## TASK
Wherever the string "this" occurs in a line of these records, report that line.

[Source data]
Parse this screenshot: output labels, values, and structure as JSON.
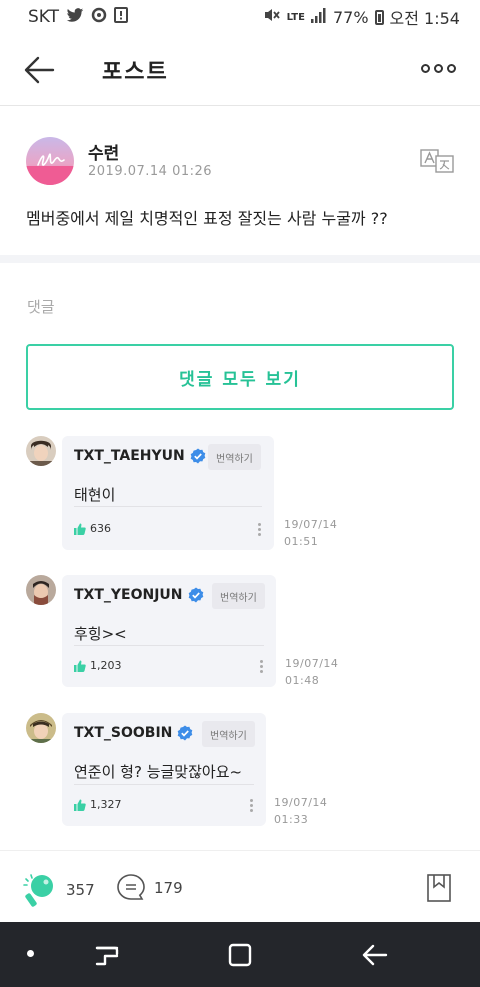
{
  "status": {
    "carrier": "SKT",
    "network": "LTE",
    "battery": "77%",
    "time": "오전 1:54"
  },
  "header": {
    "title": "포스트"
  },
  "post": {
    "author": "수련",
    "date": "2019.07.14 01:26",
    "body": "멤버중에서 제일 치명적인 표정 잘짓는 사람 누굴까 ??"
  },
  "comments_section": {
    "heading": "댓글",
    "view_all_label": "댓글 모두 보기",
    "items": [
      {
        "name": "TXT_TAEHYUN",
        "translate": "번역하기",
        "text": "태현이",
        "likes": "636",
        "date": "19/07/14",
        "time": "01:51"
      },
      {
        "name": "TXT_YEONJUN",
        "translate": "번역하기",
        "text": "후힝><",
        "likes": "1,203",
        "date": "19/07/14",
        "time": "01:48"
      },
      {
        "name": "TXT_SOOBIN",
        "translate": "번역하기",
        "text": "연준이 형? 능글맞잖아요~",
        "likes": "1,327",
        "date": "19/07/14",
        "time": "01:33"
      }
    ]
  },
  "actions": {
    "cheer_count": "357",
    "comment_count": "179"
  },
  "colors": {
    "accent": "#26c296",
    "bubble": "#f3f4f8",
    "verified": "#3d8de8",
    "navbar": "#24262b"
  }
}
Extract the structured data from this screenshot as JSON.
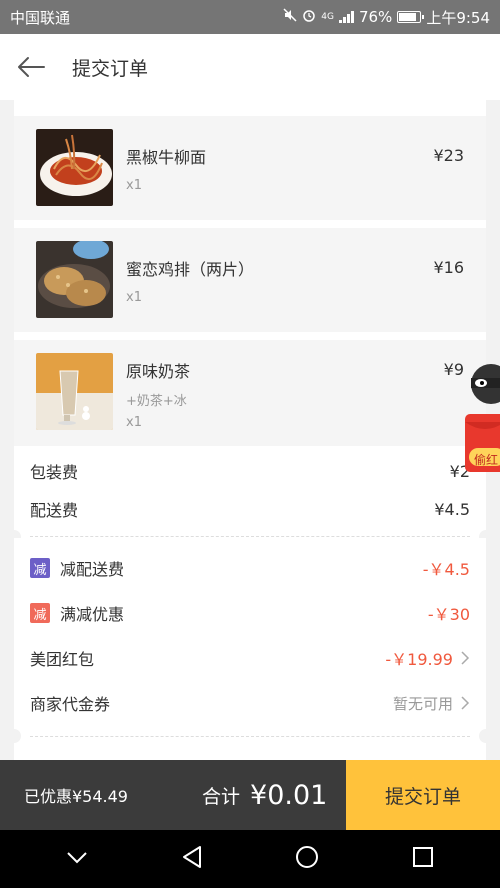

## COMPLETE ANSWER
Parse this screenshot: output labels, values, and structure as JSON.
Extract the structured data from this screenshot as JSON.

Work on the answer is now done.